INSTRUCTIONS FOR THE TASK: Locate every line below that contains the word "this" and copy it.

* * * * * * * * *

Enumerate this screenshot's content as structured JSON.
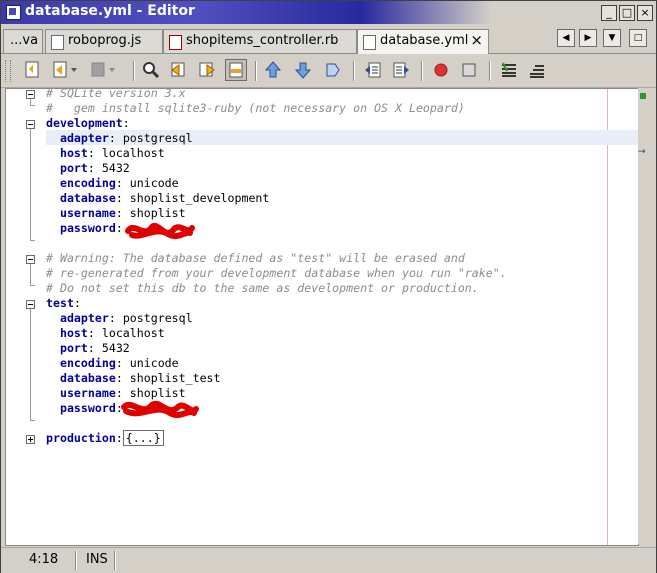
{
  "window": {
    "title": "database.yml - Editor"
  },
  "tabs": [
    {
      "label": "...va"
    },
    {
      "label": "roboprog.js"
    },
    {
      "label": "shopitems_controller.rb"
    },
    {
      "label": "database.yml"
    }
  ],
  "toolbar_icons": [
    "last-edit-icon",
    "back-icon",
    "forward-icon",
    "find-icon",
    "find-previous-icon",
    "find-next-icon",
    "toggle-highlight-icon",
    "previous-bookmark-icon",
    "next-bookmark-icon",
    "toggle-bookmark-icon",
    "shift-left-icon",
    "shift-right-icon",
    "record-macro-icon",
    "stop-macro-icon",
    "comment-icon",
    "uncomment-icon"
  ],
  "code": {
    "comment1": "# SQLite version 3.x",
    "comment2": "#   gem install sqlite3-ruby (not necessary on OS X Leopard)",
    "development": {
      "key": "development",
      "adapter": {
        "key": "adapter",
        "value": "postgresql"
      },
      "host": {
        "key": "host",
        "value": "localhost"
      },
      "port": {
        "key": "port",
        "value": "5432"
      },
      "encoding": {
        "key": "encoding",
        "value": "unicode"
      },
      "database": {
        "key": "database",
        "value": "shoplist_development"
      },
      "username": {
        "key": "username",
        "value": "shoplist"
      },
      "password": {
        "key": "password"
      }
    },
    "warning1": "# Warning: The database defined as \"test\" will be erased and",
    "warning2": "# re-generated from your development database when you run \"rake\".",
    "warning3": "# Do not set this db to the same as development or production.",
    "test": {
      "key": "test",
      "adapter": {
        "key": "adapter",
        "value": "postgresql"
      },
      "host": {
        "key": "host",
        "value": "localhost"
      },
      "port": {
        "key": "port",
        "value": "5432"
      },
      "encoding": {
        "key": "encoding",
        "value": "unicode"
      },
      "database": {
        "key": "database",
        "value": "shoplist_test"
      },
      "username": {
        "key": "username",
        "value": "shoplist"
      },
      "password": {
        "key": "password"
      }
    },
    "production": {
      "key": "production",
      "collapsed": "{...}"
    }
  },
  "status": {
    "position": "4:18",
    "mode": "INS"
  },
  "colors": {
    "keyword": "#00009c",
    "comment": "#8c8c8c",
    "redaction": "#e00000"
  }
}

* * * * * * * * *

SOLUTION BELOW:
Enumerate this screenshot's content as structured JSON.
    "warning3": "# Do not set this db to the same as development or production.",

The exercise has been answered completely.